- The request -
Write out each line beneath this one exactly as it reads.
____________________
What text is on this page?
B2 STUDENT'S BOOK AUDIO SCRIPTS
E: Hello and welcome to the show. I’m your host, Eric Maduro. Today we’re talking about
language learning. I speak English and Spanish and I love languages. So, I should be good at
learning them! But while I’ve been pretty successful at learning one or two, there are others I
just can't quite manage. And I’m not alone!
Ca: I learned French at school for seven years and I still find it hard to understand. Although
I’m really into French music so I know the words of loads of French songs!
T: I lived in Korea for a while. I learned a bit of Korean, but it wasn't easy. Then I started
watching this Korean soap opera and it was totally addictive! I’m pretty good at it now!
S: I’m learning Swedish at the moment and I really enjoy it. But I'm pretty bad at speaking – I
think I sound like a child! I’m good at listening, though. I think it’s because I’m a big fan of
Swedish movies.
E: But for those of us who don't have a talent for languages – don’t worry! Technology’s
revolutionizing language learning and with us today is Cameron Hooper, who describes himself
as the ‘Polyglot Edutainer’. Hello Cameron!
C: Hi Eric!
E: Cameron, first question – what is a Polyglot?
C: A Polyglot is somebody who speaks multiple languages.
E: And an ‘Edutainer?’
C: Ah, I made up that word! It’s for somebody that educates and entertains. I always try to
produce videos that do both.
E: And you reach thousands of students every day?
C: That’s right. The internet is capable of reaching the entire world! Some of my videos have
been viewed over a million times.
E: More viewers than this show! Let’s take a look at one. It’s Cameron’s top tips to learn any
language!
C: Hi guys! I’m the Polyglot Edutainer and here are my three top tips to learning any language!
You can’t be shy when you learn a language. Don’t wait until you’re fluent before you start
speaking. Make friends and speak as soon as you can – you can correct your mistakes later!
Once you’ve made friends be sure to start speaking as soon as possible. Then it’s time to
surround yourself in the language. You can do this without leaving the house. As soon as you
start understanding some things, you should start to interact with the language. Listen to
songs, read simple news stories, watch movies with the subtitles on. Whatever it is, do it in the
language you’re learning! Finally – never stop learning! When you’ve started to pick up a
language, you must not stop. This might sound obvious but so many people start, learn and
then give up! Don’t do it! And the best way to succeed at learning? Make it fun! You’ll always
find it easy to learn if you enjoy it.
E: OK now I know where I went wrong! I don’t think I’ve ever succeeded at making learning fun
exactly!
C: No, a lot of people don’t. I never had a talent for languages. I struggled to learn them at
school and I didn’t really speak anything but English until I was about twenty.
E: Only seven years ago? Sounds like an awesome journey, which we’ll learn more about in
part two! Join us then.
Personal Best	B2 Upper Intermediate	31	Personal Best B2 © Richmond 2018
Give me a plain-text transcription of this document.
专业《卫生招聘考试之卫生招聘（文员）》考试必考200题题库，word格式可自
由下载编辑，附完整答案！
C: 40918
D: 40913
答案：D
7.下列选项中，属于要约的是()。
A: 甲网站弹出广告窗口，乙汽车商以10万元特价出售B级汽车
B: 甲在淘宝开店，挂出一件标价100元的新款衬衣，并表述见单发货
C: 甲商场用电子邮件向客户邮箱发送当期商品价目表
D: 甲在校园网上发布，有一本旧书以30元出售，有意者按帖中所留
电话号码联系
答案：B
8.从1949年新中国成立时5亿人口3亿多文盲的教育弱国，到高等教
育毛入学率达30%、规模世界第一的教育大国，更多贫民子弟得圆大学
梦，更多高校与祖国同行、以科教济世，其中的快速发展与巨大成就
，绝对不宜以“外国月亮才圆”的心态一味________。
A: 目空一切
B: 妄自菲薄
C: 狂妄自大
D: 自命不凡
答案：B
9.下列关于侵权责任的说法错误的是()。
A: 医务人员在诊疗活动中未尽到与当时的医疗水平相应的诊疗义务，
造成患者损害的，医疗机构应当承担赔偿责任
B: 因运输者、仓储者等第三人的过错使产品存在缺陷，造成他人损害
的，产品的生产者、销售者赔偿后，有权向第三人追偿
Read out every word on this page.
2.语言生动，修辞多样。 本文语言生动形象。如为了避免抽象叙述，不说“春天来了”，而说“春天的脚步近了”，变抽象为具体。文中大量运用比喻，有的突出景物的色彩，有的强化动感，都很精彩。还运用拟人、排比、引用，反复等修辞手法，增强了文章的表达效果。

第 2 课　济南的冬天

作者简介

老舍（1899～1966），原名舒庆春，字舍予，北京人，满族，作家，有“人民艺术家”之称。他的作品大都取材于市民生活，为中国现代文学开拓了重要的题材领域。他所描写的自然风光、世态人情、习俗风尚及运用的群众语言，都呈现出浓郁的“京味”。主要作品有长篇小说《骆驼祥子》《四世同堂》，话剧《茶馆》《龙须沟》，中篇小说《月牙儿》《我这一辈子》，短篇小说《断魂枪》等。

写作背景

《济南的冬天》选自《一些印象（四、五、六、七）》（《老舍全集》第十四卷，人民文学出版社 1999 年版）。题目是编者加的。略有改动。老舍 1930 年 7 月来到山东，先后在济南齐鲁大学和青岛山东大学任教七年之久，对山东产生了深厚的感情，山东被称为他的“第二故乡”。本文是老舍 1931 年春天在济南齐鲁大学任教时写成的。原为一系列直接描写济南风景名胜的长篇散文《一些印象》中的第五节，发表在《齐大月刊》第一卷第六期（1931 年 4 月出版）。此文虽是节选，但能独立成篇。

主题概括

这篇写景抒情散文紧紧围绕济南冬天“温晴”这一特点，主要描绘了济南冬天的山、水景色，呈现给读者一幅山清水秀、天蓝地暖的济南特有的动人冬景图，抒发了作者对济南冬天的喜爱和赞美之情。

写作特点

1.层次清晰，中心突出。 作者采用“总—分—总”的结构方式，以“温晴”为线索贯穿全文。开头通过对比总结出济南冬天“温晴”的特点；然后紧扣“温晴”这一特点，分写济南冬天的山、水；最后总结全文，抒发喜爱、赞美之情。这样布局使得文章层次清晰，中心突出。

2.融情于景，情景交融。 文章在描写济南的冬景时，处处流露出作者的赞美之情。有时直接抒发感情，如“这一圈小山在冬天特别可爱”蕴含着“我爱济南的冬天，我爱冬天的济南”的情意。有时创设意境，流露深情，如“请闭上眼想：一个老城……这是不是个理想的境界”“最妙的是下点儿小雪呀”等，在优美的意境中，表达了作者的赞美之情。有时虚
____________________
- Right answer -
What text is on this page?
B2 STUDENT'S BOOK AUDIO SCRIPTS
E: Hello and welcome to the show. I’m your host, Eric Maduro. Today we’re talking about
language learning. I speak English and Spanish and I love languages. So, I should be good at
learning them! But while I’ve been pretty successful at learning one or two, there are others I
just can't quite manage. And I’m not alone!
Ca: I learned French at school for seven years and I still find it hard to understand. Although
I’m really into French music so I know the words of loads of French songs!
T: I lived in Korea for a while. I learned a bit of Korean, but it wasn't easy. Then I started
watching this Korean soap opera and it was totally addictive! I’m pretty good at it now!
S: I’m learning Swedish at the moment and I really enjoy it. But I'm pretty bad at speaking – I
think I sound like a child! I’m good at listening, though. I think it’s because I’m a big fan of
Swedish movies.
E: But for those of us who don't have a talent for languages – don’t worry! Technology’s
revolutionizing language learning and with us today is Cameron Hooper, who describes himself
as the ‘Polyglot Edutainer’. Hello Cameron!
C: Hi Eric!
E: Cameron, first question – what is a Polyglot?
C: A Polyglot is somebody who speaks multiple languages.
E: And an ‘Edutainer?’
C: Ah, I made up that word! It’s for somebody that educates and entertains. I always try to
produce videos that do both.
E: And you reach thousands of students every day?
C: That’s right. The internet is capable of reaching the entire world! Some of my videos have
been viewed over a million times.
E: More viewers than this show! Let’s take a look at one. It’s Cameron’s top tips to learn any
language!
C: Hi guys! I’m the Polyglot Edutainer and here are my three top tips to learning any language!
You can’t be shy when you learn a language. Don’t wait until you’re fluent before you start
speaking. Make friends and speak as soon as you can – you can correct your mistakes later!
Once you’ve made friends be sure to start speaking as soon as possible. Then it’s time to
surround yourself in the language. You can do this without leaving the house. As soon as you
start understanding some things, you should start to interact with the language. Listen to
songs, read simple news stories, watch movies with the subtitles on. Whatever it is, do it in the
language you’re learning! Finally – never stop learning! When you’ve started to pick up a
language, you must not stop. This might sound obvious but so many people start, learn and
then give up! Don’t do it! And the best way to succeed at learning? Make it fun! You’ll always
find it easy to learn if you enjoy it.
E: OK now I know where I went wrong! I don’t think I’ve ever succeeded at making learning fun
exactly!
C: No, a lot of people don’t. I never had a talent for languages. I struggled to learn them at
school and I didn’t really speak anything but English until I was about twenty.
E: Only seven years ago? Sounds like an awesome journey, which we’ll learn more about in
part two! Join us then.
Personal Best	B2 Upper Intermediate	31	Personal Best B2 © Richmond 2018
Give me a plain-text transcription of this document.
专业《卫生招聘考试之卫生招聘（文员）》考试必考200题题库，word格式可自
由下载编辑，附完整答案！
C: 40918
D: 40913
答案：D
7.下列选项中，属于要约的是()。
A: 甲网站弹出广告窗口，乙汽车商以10万元特价出售B级汽车
B: 甲在淘宝开店，挂出一件标价100元的新款衬衣，并表述见单发货
C: 甲商场用电子邮件向客户邮箱发送当期商品价目表
D: 甲在校园网上发布，有一本旧书以30元出售，有意者按帖中所留
电话号码联系
答案：B
8.从1949年新中国成立时5亿人口3亿多文盲的教育弱国，到高等教
育毛入学率达30%、规模世界第一的教育大国，更多贫民子弟得圆大学
梦，更多高校与祖国同行、以科教济世，其中的快速发展与巨大成就
，绝对不宜以“外国月亮才圆”的心态一味________。
A: 目空一切
B: 妄自菲薄
C: 狂妄自大
D: 自命不凡
答案：B
9.下列关于侵权责任的说法错误的是()。
A: 医务人员在诊疗活动中未尽到与当时的医疗水平相应的诊疗义务，
造成患者损害的，医疗机构应当承担赔偿责任
B: 因运输者、仓储者等第三人的过错使产品存在缺陷，造成他人损害
的，产品的生产者、销售者赔偿后，有权向第三人追偿
Read out every word on this page.
2.语言生动，修辞多样。 本文语言生动形象。如为了避免抽象叙述，不说“春天来了”，而说“春天的脚步近了”，变抽象为具体。文中大量运用比喻，有的突出景物的色彩，有的强化动感，都很精彩。还运用拟人、排比、引用，反复等修辞手法，增强了文章的表达效果。

第 2 课　济南的冬天

作者简介

老舍（1899～1966），原名舒庆春，字舍予，北京人，满族，作家，有“人民艺术家”之称。他的作品大都取材于市民生活，为中国现代文学开拓了重要的题材领域。他所描写的自然风光、世态人情、习俗风尚及运用的群众语言，都呈现出浓郁的“京味”。主要作品有长篇小说《骆驼祥子》《四世同堂》，话剧《茶馆》《龙须沟》，中篇小说《月牙儿》《我这一辈子》，短篇小说《断魂枪》等。

写作背景

《济南的冬天》选自《一些印象（四、五、六、七）》（《老舍全集》第十四卷，人民文学出版社 1999 年版）。题目是编者加的。略有改动。老舍 1930 年 7 月来到山东，先后在济南齐鲁大学和青岛山东大学任教七年之久，对山东产生了深厚的感情，山东被称为他的“第二故乡”。本文是老舍 1931 年春天在济南齐鲁大学任教时写成的。原为一系列直接描写济南风景名胜的长篇散文《一些印象》中的第五节，发表在《齐大月刊》第一卷第六期（1931 年 4 月出版）。此文虽是节选，但能独立成篇。

主题概括

这篇写景抒情散文紧紧围绕济南冬天“温晴”这一特点，主要描绘了济南冬天的山、水景色，呈现给读者一幅山清水秀、天蓝地暖的济南特有的动人冬景图，抒发了作者对济南冬天的喜爱和赞美之情。

写作特点

1.层次清晰，中心突出。 作者采用“总—分—总”的结构方式，以“温晴”为线索贯穿全文。开头通过对比总结出济南冬天“温晴”的特点；然后紧扣“温晴”这一特点，分写济南冬天的山、水；最后总结全文，抒发喜爱、赞美之情。这样布局使得文章层次清晰，中心突出。

2.融情于景，情景交融。 文章在描写济南的冬景时，处处流露出作者的赞美之情。有时直接抒发感情，如“这一圈小山在冬天特别可爱”蕴含着“我爱济南的冬天，我爱冬天的济南”的情意。有时创设意境，流露深情，如“请闭上眼想：一个老城……这是不是个理想的境界”“最妙的是下点儿小雪呀”等，在优美的意境中，表达了作者的赞美之情。有时虚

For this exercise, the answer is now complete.